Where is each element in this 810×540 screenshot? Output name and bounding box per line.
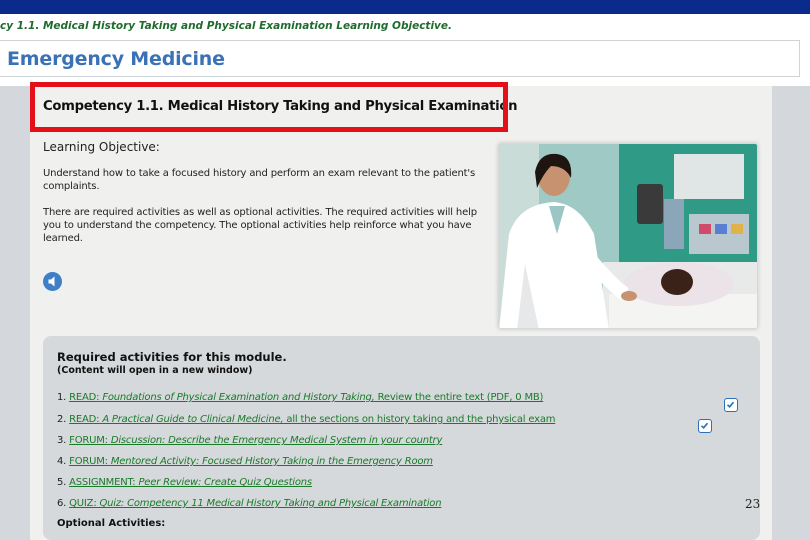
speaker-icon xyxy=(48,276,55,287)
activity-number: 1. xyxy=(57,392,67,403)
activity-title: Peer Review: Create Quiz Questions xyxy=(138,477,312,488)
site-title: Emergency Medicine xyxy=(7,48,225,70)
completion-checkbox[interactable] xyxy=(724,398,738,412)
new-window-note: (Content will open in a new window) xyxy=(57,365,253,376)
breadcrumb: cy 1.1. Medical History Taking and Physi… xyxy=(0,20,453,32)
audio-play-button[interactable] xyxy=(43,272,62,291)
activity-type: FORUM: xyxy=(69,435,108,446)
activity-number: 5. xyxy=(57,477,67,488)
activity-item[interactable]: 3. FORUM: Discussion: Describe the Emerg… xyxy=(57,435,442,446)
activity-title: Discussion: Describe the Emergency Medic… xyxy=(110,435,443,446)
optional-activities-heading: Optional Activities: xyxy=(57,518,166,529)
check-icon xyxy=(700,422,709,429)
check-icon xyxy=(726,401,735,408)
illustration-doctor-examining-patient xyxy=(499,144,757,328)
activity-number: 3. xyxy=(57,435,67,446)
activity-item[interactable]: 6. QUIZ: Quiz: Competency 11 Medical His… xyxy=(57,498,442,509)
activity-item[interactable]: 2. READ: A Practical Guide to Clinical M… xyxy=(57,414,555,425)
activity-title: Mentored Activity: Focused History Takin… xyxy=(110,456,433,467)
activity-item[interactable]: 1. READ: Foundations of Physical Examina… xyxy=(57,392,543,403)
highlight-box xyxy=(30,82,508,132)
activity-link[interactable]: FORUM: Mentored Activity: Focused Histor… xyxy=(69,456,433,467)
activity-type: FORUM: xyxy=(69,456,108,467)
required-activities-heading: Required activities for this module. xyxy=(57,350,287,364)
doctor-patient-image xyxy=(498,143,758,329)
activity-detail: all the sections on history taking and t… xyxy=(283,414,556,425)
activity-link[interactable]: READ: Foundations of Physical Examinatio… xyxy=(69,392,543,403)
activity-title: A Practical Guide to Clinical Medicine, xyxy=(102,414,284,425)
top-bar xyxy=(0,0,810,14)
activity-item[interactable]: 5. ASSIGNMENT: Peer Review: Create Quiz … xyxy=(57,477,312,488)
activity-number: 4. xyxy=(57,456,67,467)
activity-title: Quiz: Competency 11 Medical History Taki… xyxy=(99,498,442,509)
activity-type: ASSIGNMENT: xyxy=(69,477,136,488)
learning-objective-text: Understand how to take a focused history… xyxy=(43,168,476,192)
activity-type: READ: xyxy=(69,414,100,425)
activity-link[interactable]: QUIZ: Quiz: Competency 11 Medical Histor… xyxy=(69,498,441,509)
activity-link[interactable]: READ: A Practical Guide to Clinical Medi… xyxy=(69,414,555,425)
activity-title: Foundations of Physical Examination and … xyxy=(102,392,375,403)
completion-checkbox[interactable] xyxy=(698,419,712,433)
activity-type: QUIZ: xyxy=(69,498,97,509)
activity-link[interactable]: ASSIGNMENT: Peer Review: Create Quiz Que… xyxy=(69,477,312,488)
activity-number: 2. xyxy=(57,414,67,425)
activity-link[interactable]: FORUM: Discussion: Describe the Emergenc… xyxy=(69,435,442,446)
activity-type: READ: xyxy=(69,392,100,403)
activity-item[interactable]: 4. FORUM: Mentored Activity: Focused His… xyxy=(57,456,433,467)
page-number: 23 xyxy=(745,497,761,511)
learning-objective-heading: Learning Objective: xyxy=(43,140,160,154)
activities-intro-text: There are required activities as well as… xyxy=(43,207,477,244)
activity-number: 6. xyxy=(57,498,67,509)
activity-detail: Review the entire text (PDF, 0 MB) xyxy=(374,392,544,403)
○ ○ ○ ○ ○ ○ ○
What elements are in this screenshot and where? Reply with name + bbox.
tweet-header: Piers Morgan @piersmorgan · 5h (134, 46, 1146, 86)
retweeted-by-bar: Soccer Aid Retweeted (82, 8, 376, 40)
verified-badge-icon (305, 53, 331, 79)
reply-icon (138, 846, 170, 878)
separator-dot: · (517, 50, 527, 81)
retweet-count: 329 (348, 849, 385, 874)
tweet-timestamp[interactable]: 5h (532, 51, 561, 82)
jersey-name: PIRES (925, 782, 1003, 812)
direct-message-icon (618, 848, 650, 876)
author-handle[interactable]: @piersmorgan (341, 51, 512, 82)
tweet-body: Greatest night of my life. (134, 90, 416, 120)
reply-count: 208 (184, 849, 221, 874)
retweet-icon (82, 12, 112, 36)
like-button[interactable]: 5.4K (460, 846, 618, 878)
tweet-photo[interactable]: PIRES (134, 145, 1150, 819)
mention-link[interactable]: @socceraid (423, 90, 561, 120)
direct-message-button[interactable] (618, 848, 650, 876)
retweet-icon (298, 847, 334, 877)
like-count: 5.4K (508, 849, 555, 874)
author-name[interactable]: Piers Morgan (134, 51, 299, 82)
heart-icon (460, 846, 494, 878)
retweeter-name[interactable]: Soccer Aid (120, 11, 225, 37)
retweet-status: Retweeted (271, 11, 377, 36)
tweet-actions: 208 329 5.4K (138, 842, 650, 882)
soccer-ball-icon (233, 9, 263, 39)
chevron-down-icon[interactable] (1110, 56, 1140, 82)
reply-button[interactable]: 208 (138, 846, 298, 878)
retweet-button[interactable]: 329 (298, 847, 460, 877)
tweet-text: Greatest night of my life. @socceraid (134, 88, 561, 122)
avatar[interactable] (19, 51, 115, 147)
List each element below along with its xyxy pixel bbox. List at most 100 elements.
○ ○ ○ ○ ○ ○ ○
Direction -
Copy the items starting at "speaker-icon xyxy=(48,276,55,287)" and ending at "completion-checkbox[interactable] xyxy=(724,398,738,412)", substituting "Peer Assessment" for "Peer Review" and changing nothing else.

Correct output -
speaker-icon xyxy=(48,276,55,287)
activity-number: 1. xyxy=(57,392,67,403)
activity-title: Peer Assessment: Create Quiz Questions xyxy=(138,477,312,488)
site-title: Emergency Medicine xyxy=(7,48,225,70)
completion-checkbox[interactable] xyxy=(724,398,738,412)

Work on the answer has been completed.